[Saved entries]
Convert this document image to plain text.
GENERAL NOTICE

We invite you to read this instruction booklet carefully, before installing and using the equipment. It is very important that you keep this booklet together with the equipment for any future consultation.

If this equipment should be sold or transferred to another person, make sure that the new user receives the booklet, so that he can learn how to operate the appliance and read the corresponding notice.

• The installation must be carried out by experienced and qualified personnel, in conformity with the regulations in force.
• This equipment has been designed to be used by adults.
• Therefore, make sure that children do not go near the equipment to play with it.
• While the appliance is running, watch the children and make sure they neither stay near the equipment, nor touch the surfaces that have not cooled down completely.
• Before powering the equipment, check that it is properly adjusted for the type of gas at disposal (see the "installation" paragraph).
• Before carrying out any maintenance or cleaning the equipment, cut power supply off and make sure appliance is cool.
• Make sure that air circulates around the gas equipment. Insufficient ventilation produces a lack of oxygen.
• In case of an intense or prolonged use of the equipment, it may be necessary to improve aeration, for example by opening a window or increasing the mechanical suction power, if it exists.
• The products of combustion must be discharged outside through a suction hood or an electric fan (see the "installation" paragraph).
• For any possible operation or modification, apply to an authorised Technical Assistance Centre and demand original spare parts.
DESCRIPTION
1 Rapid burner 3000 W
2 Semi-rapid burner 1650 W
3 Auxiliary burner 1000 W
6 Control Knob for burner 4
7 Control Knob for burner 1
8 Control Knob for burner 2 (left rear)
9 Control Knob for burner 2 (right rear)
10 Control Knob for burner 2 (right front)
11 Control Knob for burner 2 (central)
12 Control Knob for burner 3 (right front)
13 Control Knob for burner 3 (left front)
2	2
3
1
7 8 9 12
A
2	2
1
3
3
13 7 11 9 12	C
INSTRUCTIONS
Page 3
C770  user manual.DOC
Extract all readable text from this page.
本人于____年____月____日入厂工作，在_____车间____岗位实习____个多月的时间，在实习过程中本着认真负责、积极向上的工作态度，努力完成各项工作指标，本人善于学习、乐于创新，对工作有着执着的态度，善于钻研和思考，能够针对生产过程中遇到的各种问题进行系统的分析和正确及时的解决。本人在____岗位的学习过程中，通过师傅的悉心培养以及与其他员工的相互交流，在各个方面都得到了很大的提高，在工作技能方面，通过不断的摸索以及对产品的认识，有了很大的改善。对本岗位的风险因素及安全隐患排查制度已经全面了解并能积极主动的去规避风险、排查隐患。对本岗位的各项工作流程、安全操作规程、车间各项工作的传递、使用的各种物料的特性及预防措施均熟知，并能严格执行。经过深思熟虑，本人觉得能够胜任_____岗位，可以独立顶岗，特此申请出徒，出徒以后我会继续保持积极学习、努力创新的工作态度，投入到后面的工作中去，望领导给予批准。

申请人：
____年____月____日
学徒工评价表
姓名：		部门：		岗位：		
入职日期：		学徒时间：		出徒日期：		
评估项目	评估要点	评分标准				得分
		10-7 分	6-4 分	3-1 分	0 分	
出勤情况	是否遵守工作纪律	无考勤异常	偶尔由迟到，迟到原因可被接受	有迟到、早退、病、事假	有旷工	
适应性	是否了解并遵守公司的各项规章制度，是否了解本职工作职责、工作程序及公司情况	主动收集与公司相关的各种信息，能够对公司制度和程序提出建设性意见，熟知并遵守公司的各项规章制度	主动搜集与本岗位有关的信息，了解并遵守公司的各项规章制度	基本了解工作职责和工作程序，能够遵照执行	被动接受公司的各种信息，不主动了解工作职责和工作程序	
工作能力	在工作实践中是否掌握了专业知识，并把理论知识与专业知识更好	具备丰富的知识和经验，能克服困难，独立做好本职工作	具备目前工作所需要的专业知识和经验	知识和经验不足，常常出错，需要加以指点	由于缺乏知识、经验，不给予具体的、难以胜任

*Required task*
Among the lines of the material, find those that hold the word "Knob" and copy them.

*Answer to the task*
6 Control Knob for burner 4
7 Control Knob for burner 1
8 Control Knob for burner 2 (left rear)
9 Control Knob for burner 2 (right rear)
10 Control Knob for burner 2 (right front)
11 Control Knob for burner 2 (central)
12 Control Knob for burner 3 (right front)
13 Control Knob for burner 3 (left front)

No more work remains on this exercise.